PROVIDED RECORDS -
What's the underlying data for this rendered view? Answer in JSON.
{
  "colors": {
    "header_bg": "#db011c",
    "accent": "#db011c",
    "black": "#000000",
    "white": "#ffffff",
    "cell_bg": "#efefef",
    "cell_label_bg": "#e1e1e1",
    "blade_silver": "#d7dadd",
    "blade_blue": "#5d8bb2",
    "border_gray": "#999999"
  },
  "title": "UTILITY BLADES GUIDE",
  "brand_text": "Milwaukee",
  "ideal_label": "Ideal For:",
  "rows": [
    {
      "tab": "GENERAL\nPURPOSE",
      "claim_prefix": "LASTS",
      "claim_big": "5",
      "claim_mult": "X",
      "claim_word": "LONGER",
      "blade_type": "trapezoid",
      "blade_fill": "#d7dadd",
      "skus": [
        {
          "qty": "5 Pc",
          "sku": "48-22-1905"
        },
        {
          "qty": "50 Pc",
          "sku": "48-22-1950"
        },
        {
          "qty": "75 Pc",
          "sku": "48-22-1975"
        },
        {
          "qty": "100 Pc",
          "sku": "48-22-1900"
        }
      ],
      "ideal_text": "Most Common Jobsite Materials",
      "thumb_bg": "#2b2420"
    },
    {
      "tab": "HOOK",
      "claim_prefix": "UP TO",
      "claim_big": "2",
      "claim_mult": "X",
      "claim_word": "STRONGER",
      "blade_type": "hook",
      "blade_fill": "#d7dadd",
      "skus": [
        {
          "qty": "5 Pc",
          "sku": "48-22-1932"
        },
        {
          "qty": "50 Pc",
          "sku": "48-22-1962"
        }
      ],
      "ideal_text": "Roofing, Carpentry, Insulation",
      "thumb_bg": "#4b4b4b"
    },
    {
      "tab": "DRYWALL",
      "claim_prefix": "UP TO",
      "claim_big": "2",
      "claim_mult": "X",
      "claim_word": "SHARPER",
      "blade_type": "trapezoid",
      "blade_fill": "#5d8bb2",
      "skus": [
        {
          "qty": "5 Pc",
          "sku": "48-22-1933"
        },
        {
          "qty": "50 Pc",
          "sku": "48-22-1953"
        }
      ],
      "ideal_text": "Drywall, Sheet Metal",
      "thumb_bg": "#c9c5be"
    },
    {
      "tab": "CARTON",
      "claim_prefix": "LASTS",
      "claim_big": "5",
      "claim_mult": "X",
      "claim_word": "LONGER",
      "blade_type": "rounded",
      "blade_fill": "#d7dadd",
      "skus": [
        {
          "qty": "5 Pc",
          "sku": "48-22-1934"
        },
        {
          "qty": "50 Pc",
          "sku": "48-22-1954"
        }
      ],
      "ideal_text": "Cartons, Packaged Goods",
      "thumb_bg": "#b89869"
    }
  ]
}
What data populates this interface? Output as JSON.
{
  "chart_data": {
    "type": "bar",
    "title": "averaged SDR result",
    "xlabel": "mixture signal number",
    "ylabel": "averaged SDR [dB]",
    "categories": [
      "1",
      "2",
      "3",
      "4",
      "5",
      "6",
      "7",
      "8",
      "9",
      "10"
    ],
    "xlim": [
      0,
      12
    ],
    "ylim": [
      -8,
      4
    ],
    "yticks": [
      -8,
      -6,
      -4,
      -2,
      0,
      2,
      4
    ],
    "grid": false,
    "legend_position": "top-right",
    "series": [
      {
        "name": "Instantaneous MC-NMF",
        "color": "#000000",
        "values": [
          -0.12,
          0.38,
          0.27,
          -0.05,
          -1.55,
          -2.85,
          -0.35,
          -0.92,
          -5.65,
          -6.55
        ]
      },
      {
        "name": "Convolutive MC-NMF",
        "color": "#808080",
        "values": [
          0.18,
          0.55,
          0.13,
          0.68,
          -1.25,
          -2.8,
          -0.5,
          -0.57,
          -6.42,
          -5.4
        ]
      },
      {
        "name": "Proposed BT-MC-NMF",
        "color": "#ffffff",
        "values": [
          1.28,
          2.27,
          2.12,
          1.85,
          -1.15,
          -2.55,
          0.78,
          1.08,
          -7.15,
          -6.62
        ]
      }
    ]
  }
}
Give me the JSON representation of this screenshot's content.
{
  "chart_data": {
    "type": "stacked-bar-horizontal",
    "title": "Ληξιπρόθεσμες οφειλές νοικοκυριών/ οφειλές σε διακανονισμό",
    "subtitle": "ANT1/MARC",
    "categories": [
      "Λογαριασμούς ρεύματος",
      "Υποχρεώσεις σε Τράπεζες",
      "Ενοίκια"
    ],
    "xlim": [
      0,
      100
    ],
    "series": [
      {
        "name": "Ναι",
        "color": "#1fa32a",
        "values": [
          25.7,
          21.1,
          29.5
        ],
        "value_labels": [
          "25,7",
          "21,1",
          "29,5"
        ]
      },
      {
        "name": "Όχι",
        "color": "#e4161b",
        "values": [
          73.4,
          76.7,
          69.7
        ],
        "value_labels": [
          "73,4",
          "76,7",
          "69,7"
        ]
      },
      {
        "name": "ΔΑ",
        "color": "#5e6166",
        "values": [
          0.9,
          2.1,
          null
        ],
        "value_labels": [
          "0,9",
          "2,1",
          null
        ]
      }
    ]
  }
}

TASK DESCRIPTION -
Everything in the listing above should be restated exactly.

WRITTEN ANSWER -
What's the underlying data for this rendered view? Answer in JSON.
{
  "colors": {
    "header_bg": "#db011c",
    "accent": "#db011c",
    "black": "#000000",
    "white": "#ffffff",
    "cell_bg": "#efefef",
    "cell_label_bg": "#e1e1e1",
    "blade_silver": "#d7dadd",
    "blade_blue": "#5d8bb2",
    "border_gray": "#999999"
  },
  "title": "UTILITY BLADES GUIDE",
  "brand_text": "Milwaukee",
  "ideal_label": "Ideal For:",
  "rows": [
    {
      "tab": "GENERAL\nPURPOSE",
      "claim_prefix": "LASTS",
      "claim_big": "5",
      "claim_mult": "X",
      "claim_word": "LONGER",
      "blade_type": "trapezoid",
      "blade_fill": "#d7dadd",
      "skus": [
        {
          "qty": "5 Pc",
          "sku": "48-22-1905"
        },
        {
          "qty": "50 Pc",
          "sku": "48-22-1950"
        },
        {
          "qty": "75 Pc",
          "sku": "48-22-1975"
        },
        {
          "qty": "100 Pc",
          "sku": "48-22-1900"
        }
      ],
      "ideal_text": "Most Common Jobsite Materials",
      "thumb_bg": "#2b2420"
    },
    {
      "tab": "HOOK",
      "claim_prefix": "UP TO",
      "claim_big": "2",
      "claim_mult": "X",
      "claim_word": "STRONGER",
      "blade_type": "hook",
      "blade_fill": "#d7dadd",
      "skus": [
        {
          "qty": "5 Pc",
          "sku": "48-22-1932"
        },
        {
          "qty": "50 Pc",
          "sku": "48-22-1962"
        }
      ],
      "ideal_text": "Roofing, Carpentry, Insulation",
      "thumb_bg": "#4b4b4b"
    },
    {
      "tab": "DRYWALL",
      "claim_prefix": "UP TO",
      "claim_big": "2",
      "claim_mult": "X",
      "claim_word": "SHARPER",
      "blade_type": "trapezoid",
      "blade_fill": "#5d8bb2",
      "skus": [
        {
          "qty": "5 Pc",
          "sku": "48-22-1933"
        },
        {
          "qty": "50 Pc",
          "sku": "48-22-1953"
        }
      ],
      "ideal_text": "Drywall, Sheet Metal",
      "thumb_bg": "#c9c5be"
    },
    {
      "tab": "CARTON",
      "claim_prefix": "LASTS",
      "claim_big": "5",
      "claim_mult": "X",
      "claim_word": "LONGER",
      "blade_type": "rounded",
      "blade_fill": "#d7dadd",
      "skus": [
        {
          "qty": "5 Pc",
          "sku": "48-22-1934"
        },
        {
          "qty": "50 Pc",
          "sku": "48-22-1954"
        }
      ],
      "ideal_text": "Cartons, Packaged Goods",
      "thumb_bg": "#b89869"
    }
  ]
}
What data populates this interface? Output as JSON.
{
  "chart_data": {
    "type": "bar",
    "title": "averaged SDR result",
    "xlabel": "mixture signal number",
    "ylabel": "averaged SDR [dB]",
    "categories": [
      "1",
      "2",
      "3",
      "4",
      "5",
      "6",
      "7",
      "8",
      "9",
      "10"
    ],
    "xlim": [
      0,
      12
    ],
    "ylim": [
      -8,
      4
    ],
    "yticks": [
      -8,
      -6,
      -4,
      -2,
      0,
      2,
      4
    ],
    "grid": false,
    "legend_position": "top-right",
    "series": [
      {
        "name": "Instantaneous MC-NMF",
        "color": "#000000",
        "values": [
          -0.12,
          0.38,
          0.27,
          -0.05,
          -1.55,
          -2.85,
          -0.35,
          -0.92,
          -5.65,
          -6.55
        ]
      },
      {
        "name": "Convolutive MC-NMF",
        "color": "#808080",
        "values": [
          0.18,
          0.55,
          0.13,
          0.68,
          -1.25,
          -2.8,
          -0.5,
          -0.57,
          -6.42,
          -5.4
        ]
      },
      {
        "name": "Proposed BT-MC-NMF",
        "color": "#ffffff",
        "values": [
          1.28,
          2.27,
          2.12,
          1.85,
          -1.15,
          -2.55,
          0.78,
          1.08,
          -7.15,
          -6.62
        ]
      }
    ]
  }
}
Give me the JSON representation of this screenshot's content.
{
  "chart_data": {
    "type": "stacked-bar-horizontal",
    "title": "Ληξιπρόθεσμες οφειλές νοικοκυριών/ οφειλές σε διακανονισμό",
    "subtitle": "ANT1/MARC",
    "categories": [
      "Λογαριασμούς ρεύματος",
      "Υποχρεώσεις σε Τράπεζες",
      "Ενοίκια"
    ],
    "xlim": [
      0,
      100
    ],
    "series": [
      {
        "name": "Ναι",
        "color": "#1fa32a",
        "values": [
          25.7,
          21.1,
          29.5
        ],
        "value_labels": [
          "25,7",
          "21,1",
          "29,5"
        ]
      },
      {
        "name": "Όχι",
        "color": "#e4161b",
        "values": [
          73.4,
          76.7,
          69.7
        ],
        "value_labels": [
          "73,4",
          "76,7",
          "69,7"
        ]
      },
      {
        "name": "ΔΑ",
        "color": "#5e6166",
        "values": [
          0.9,
          2.1,
          null
        ],
        "value_labels": [
          "0,9",
          "2,1",
          null
        ]
      }
    ]
  }
}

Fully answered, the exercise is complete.